**Given passage**
Begin

Studio album by Joe McElderry
- Released: 25 November 2011
- Recorded: October 2011
- Genre: Christmas; pop; classical;
- Length: 44:39
- Label: Decca; UCJ;
- Producer: Steven Baker; Morgan Pochin;

Joe McElderry chronology
| Classic (2011) | Classic Christmas (2011) | Here's What I Believe (2012) |

Singles from Classic Christmas
- "Last Christmas" Released: 4 November 2011;

= Classic Christmas (Joe McElderry album) =

Classic Christmas is the third studio album and first Christmas album by the British singer Joe McElderry. It was released on 25 November 2011. It is his second album released under Decca Records.

==Background==
Before the album's official announcement, it was available to pre-order from Play.com, Amazon.co.uk and HMV's website. On 6 October, McElderry announced that he was working on the album on Twitter and later on his official website. The album features a collaboration with one of his Popstar to Operastar mentors, Rolando Villazón. A limited Christmas gift edition was announced, it includes the album along with his previous album, Classic, the set also includes a signed photograph, a keyring, and a tag from McElderry on the hand wrapped box.

==Promotion==
An advert was filmed, directed by Steve Lucker, it features McElderry outside in the snow, collecting logs and taking them to a large house preparing for a Christmas party, singing a selection of songs of the album. 2 short music videos were made from the footage that was filmed, "Last Christmas" and "O Come All Ye Faithful".

End

**Records for the task**

Begin

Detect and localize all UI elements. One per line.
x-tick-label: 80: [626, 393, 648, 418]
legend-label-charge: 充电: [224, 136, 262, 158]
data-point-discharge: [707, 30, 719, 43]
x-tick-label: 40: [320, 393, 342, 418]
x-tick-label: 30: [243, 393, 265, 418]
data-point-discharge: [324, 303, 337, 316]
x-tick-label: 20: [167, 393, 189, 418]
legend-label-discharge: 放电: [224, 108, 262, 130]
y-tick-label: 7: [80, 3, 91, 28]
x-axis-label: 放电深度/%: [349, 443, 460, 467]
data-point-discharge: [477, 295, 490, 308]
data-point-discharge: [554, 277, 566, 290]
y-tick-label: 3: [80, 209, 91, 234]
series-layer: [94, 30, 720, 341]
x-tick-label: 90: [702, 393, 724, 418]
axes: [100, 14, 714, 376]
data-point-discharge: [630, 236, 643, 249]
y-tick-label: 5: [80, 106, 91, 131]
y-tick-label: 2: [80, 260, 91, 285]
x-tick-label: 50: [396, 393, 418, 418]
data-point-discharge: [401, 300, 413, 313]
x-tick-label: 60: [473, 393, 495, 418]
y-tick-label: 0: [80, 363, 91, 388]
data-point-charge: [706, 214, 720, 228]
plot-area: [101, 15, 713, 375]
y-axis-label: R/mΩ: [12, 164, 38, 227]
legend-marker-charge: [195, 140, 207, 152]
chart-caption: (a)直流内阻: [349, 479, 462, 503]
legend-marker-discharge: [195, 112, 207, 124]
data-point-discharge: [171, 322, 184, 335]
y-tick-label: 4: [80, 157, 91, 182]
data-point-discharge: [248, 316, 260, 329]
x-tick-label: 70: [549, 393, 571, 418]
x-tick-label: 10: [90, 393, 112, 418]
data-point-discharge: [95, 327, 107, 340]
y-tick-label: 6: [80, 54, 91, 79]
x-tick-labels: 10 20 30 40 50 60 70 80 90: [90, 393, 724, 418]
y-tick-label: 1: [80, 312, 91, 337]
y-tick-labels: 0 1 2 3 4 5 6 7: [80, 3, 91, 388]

End

**Exercises**
**A)** Please convert the rows from the beginning through the line containing "chart-caption: (a)直流内阻: [349, 479, 462, 503]" into a JSON list of strings, one string per line, leaving out any blank lines.
**B)** Carry on the article about the Classic Christmas album from the point where it stops.

**Results by task**
**A)**
[
  "Detect and localize all UI elements. One per line.",
  "x-tick-label: 80: [626, 393, 648, 418]",
  "legend-label-charge: 充电: [224, 136, 262, 158]",
  "data-point-discharge: [707, 30, 719, 43]",
  "x-tick-label: 40: [320, 393, 342, 418]",
  "x-tick-label: 30: [243, 393, 265, 418]",
  "data-point-discharge: [324, 303, 337, 316]",
  "x-tick-label: 20: [167, 393, 189, 418]",
  "legend-label-discharge: 放电: [224, 108, 262, 130]",
  "y-tick-label: 7: [80, 3, 91, 28]",
  "x-axis-label: 放电深度/%: [349, 443, 460, 467]",
  "data-point-discharge: [477, 295, 490, 308]",
  "data-point-discharge: [554, 277, 566, 290]",
  "y-tick-label: 3: [80, 209, 91, 234]",
  "series-layer: [94, 30, 720, 341]",
  "x-tick-label: 90: [702, 393, 724, 418]",
  "axes: [100, 14, 714, 376]",
  "data-point-discharge: [630, 236, 643, 249]",
  "y-tick-label: 5: [80, 106, 91, 131]",
  "y-tick-label: 2: [80, 260, 91, 285]",
  "x-tick-label: 50: [396, 393, 418, 418]",
  "data-point-discharge: [401, 300, 413, 313]",
  "x-tick-label: 60: [473, 393, 495, 418]",
  "y-tick-label: 0: [80, 363, 91, 388]",
  "data-point-charge: [706, 214, 720, 228]",
  "plot-area: [101, 15, 713, 375]",
  "y-axis-label: R/mΩ: [12, 164, 38, 227]",
  "legend-marker-charge: [195, 140, 207, 152]",
  "chart-caption: (a)直流内阻: [349, 479, 462, 503]"
]

**B)**
On 8 December, he performed at Durham Cathedral to an audience of 1,500, singing, "In the Bleak Midwinter" and David Essex's "A Winter's Tale", with a new verse written by Tim Rice. He will introduce The Nutcracker at The O2 arena from 27 December 2011 to 30 December 2011.

==Reception==

Entertainment Focus praised the album, calling it "another winning release from Joe McElderry", giving the album 4/5 stars. Dan Bean of The Press found Classic Christmas a "harmless but vapid" collection of generic pop, jazz and crooning, packed with familiar seasonal standards and overproduced arrangements. He highlighted "O Holy Night" with Rolando Villazón as a standout and praised McElderry’s vocal ability, but criticised the album's blandness and described it as more of a "stocking filler" than an essential Christmas record.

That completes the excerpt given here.